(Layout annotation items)
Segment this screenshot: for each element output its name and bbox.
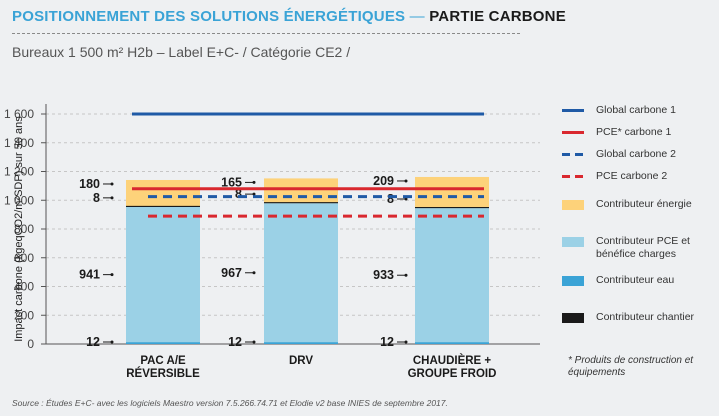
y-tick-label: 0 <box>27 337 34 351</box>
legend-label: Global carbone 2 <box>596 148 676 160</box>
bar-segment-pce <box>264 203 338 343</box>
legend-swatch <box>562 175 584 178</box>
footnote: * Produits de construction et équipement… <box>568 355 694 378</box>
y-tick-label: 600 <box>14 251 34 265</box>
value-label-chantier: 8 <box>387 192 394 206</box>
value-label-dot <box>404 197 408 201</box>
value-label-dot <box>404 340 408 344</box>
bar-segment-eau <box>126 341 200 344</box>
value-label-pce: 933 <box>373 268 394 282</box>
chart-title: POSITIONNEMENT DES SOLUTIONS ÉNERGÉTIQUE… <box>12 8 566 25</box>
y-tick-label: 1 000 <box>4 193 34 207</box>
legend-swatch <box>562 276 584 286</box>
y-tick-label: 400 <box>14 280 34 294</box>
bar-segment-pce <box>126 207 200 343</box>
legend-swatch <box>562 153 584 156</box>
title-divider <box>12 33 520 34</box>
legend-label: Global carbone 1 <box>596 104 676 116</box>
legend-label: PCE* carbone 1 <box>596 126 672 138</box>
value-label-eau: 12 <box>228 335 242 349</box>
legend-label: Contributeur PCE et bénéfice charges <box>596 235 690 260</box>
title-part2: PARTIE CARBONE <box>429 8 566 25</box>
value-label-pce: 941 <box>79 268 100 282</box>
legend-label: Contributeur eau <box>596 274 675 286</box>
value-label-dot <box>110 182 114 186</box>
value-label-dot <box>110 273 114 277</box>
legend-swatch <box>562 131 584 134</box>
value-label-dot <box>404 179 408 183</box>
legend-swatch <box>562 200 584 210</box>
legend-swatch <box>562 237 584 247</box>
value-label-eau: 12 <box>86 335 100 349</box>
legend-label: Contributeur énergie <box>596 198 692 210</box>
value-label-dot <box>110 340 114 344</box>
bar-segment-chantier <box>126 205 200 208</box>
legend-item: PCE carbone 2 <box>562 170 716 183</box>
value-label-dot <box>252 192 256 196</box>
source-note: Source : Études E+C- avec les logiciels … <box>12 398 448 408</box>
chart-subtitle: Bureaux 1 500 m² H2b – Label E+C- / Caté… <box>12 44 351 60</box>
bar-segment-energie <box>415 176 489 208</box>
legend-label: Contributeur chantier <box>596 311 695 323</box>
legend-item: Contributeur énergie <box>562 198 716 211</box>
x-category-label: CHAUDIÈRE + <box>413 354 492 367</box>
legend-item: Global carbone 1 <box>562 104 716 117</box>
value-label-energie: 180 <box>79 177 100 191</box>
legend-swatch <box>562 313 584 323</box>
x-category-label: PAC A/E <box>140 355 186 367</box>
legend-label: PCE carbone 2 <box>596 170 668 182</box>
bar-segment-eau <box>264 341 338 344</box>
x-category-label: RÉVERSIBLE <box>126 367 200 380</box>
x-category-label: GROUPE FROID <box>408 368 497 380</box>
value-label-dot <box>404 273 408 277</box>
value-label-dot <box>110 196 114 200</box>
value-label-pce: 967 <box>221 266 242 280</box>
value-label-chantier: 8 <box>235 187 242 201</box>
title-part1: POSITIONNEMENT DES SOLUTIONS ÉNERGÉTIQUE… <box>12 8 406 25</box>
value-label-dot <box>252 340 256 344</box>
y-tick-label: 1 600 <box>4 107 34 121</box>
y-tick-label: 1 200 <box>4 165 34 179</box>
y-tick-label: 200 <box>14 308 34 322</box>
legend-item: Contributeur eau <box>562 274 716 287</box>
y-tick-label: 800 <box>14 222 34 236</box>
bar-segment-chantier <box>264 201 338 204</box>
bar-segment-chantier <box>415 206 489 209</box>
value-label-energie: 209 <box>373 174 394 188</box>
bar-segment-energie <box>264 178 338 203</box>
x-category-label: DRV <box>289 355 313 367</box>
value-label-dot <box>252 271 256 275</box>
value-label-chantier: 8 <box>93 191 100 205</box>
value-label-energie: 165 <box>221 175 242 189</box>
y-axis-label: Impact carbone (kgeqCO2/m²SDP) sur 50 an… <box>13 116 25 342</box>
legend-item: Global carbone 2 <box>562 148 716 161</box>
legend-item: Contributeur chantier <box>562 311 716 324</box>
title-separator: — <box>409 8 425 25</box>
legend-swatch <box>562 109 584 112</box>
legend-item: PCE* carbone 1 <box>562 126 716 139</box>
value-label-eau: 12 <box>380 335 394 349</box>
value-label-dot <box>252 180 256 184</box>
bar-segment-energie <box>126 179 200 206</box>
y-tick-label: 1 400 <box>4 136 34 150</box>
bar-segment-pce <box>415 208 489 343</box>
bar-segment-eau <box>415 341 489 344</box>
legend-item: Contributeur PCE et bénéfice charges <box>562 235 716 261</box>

**THE REQUEST:** Copy every line of the items above verbatim, leaving out the pictures.

**SOLVED EXERCISE:**
Segment this screenshot: for each element output its name and bbox.
y-tick-label: 0 <box>27 337 34 351</box>
legend-label: Global carbone 2 <box>596 148 676 160</box>
bar-segment-pce <box>264 203 338 343</box>
legend-swatch <box>562 175 584 178</box>
footnote: * Produits de construction et équipement… <box>568 355 694 378</box>
y-tick-label: 600 <box>14 251 34 265</box>
value-label-chantier: 8 <box>387 192 394 206</box>
value-label-dot <box>404 197 408 201</box>
value-label-dot <box>404 340 408 344</box>
bar-segment-eau <box>126 341 200 344</box>
value-label-pce: 933 <box>373 268 394 282</box>
chart-title: POSITIONNEMENT DES SOLUTIONS ÉNERGÉTIQUE… <box>12 8 566 25</box>
y-tick-label: 1 000 <box>4 193 34 207</box>
legend-swatch <box>562 276 584 286</box>
y-tick-label: 400 <box>14 280 34 294</box>
bar-segment-pce <box>126 207 200 343</box>
legend-swatch <box>562 153 584 156</box>
title-divider <box>12 33 520 34</box>
legend-label: Global carbone 1 <box>596 104 676 116</box>
legend-label: PCE* carbone 1 <box>596 126 672 138</box>
value-label-eau: 12 <box>228 335 242 349</box>
legend-label: Contributeur PCE et bénéfice charges <box>596 235 690 260</box>
title-part2: PARTIE CARBONE <box>429 8 566 25</box>
value-label-pce: 941 <box>79 268 100 282</box>
legend-label: Contributeur eau <box>596 274 675 286</box>
value-label-dot <box>110 182 114 186</box>
value-label-dot <box>110 273 114 277</box>
legend-swatch <box>562 131 584 134</box>
value-label-dot <box>404 179 408 183</box>
legend-swatch <box>562 200 584 210</box>
legend-swatch <box>562 237 584 247</box>
value-label-eau: 12 <box>86 335 100 349</box>
legend-label: Contributeur énergie <box>596 198 692 210</box>
value-label-dot <box>110 340 114 344</box>
bar-segment-chantier <box>126 205 200 208</box>
legend-item: PCE carbone 2 <box>562 170 716 183</box>
value-label-dot <box>252 192 256 196</box>
source-note: Source : Études E+C- avec les logiciels … <box>12 398 448 408</box>
chart-subtitle: Bureaux 1 500 m² H2b – Label E+C- / Caté… <box>12 44 351 60</box>
bar-segment-energie <box>415 176 489 208</box>
legend-label: Contributeur chantier <box>596 311 695 323</box>
legend-item: Contributeur énergie <box>562 198 716 211</box>
x-category-label: CHAUDIÈRE + <box>413 354 492 367</box>
legend-item: Global carbone 1 <box>562 104 716 117</box>
value-label-energie: 180 <box>79 177 100 191</box>
legend-swatch <box>562 313 584 323</box>
x-category-label: PAC A/E <box>140 355 186 367</box>
legend-label: PCE carbone 2 <box>596 170 668 182</box>
bar-segment-eau <box>264 341 338 344</box>
x-category-label: RÉVERSIBLE <box>126 367 200 380</box>
x-category-label: GROUPE FROID <box>408 368 497 380</box>
value-label-dot <box>404 273 408 277</box>
value-label-dot <box>110 196 114 200</box>
value-label-pce: 967 <box>221 266 242 280</box>
value-label-chantier: 8 <box>235 187 242 201</box>
title-part1: POSITIONNEMENT DES SOLUTIONS ÉNERGÉTIQUE… <box>12 8 406 25</box>
value-label-dot <box>252 340 256 344</box>
y-tick-label: 1 600 <box>4 107 34 121</box>
y-tick-label: 1 200 <box>4 165 34 179</box>
y-tick-label: 200 <box>14 308 34 322</box>
legend-item: Contributeur eau <box>562 274 716 287</box>
y-tick-label: 800 <box>14 222 34 236</box>
bar-segment-chantier <box>264 201 338 204</box>
bar-segment-chantier <box>415 206 489 209</box>
value-label-energie: 209 <box>373 174 394 188</box>
bar-segment-energie <box>264 178 338 203</box>
x-category-label: DRV <box>289 355 313 367</box>
value-label-dot <box>252 271 256 275</box>
value-label-chantier: 8 <box>93 191 100 205</box>
value-label-energie: 165 <box>221 175 242 189</box>
y-axis-label: Impact carbone (kgeqCO2/m²SDP) sur 50 an… <box>13 116 25 342</box>
legend-item: Global carbone 2 <box>562 148 716 161</box>
legend-item: Contributeur chantier <box>562 311 716 324</box>
title-separator: — <box>409 8 425 25</box>
legend-swatch <box>562 109 584 112</box>
legend-item: PCE* carbone 1 <box>562 126 716 139</box>
value-label-eau: 12 <box>380 335 394 349</box>
value-label-dot <box>252 180 256 184</box>
bar-segment-energie <box>126 179 200 206</box>
y-tick-label: 1 400 <box>4 136 34 150</box>
bar-segment-pce <box>415 208 489 343</box>
bar-segment-eau <box>415 341 489 344</box>
legend-item: Contributeur PCE et bénéfice charges <box>562 235 716 261</box>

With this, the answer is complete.